[Stored entries]
start

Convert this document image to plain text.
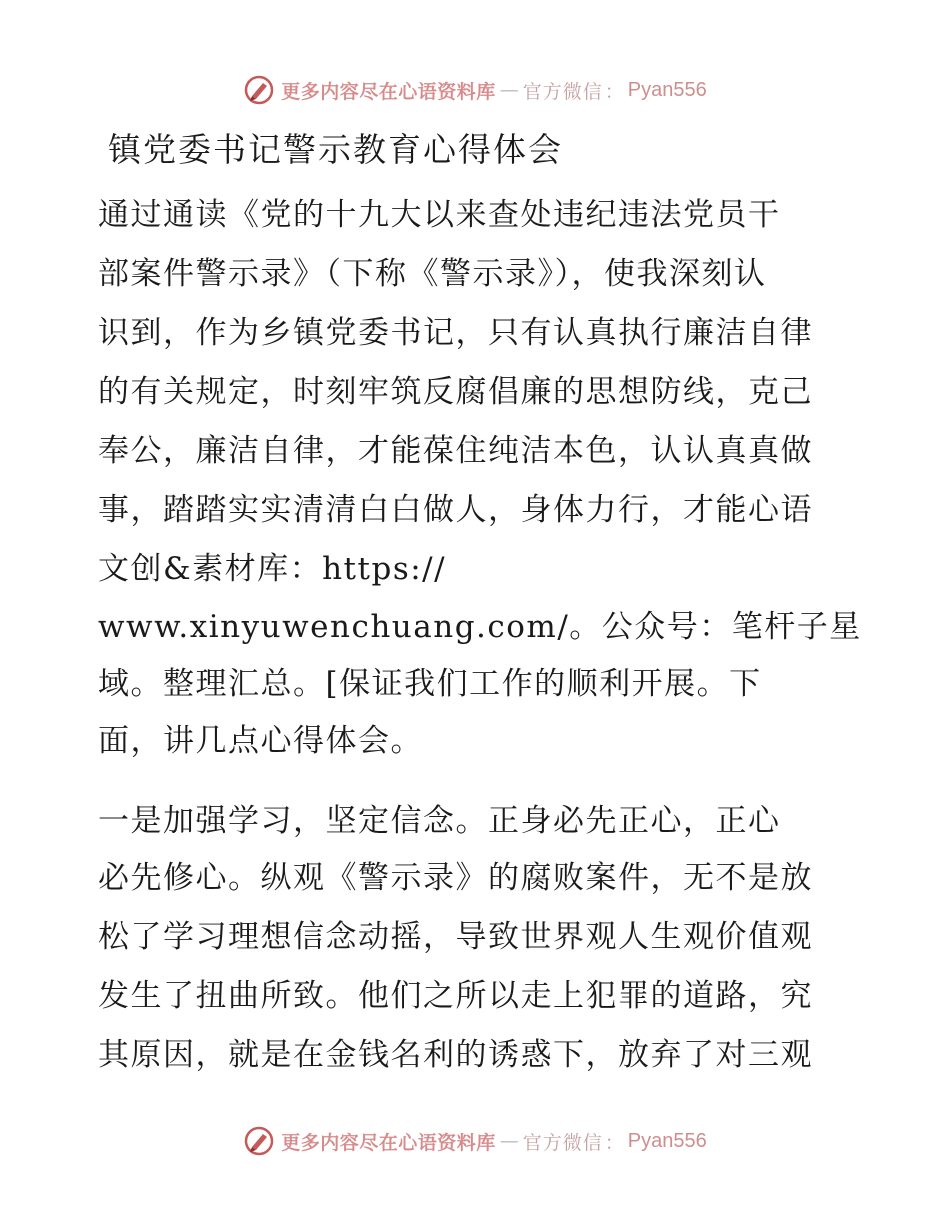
更多内容尽在心语资料库 — 官方微信 ： Pyan556
镇党委书记警示教育心得体会
通过通读《党的十九大以来查处违纪违法党员干
部案件警示录》（下称《警示录》），使我深刻认
识到，作为乡镇党委书记，只有认真执行廉洁自律
的有关规定，时刻牢筑反腐倡廉的思想防线，克己
奉公，廉洁自律，才能葆住纯洁本色，认认真真做
事，踏踏实实清清白白做人，身体力行，才能心语
文创&素材库：https://
www.xinyuwenchuang.com/。公众号：笔杆子星
域。整理汇总。[保证我们工作的顺利开展。下
面，讲几点心得体会。
一是加强学习，坚定信念。正身必先正心，正心
必先修心。纵观《警示录》的腐败案件，无不是放
松了学习理想信念动摇，导致世界观人生观价值观
发生了扭曲所致。他们之所以走上犯罪的道路，究
其原因，就是在金钱名利的诱惑下，放弃了对三观
更多内容尽在心语资料库 — 官方微信 ： Pyan556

end

**GOAL:** Transcribe the full listing character for character. Pictures are excluded.

**SOLUTION TO THE PROBLEM:**
Convert this document image to plain text.
更多内容尽在心语资料库 — 官方微信 ： Pyan556
镇党委书记警示教育心得体会
通过通读《党的十九大以来查处违纪违法党员干
部案件警示录》（下称《警示录》），使我深刻认
识到，作为乡镇党委书记，只有认真执行廉洁自律
的有关规定，时刻牢筑反腐倡廉的思想防线，克己
奉公，廉洁自律，才能葆住纯洁本色，认认真真做
事，踏踏实实清清白白做人，身体力行，才能心语
文创&素材库：https://
www.xinyuwenchuang.com/。公众号：笔杆子星
域。整理汇总。[保证我们工作的顺利开展。下
面，讲几点心得体会。
一是加强学习，坚定信念。正身必先正心，正心
必先修心。纵观《警示录》的腐败案件，无不是放
松了学习理想信念动摇，导致世界观人生观价值观
发生了扭曲所致。他们之所以走上犯罪的道路，究
其原因，就是在金钱名利的诱惑下，放弃了对三观
更多内容尽在心语资料库 — 官方微信 ： Pyan556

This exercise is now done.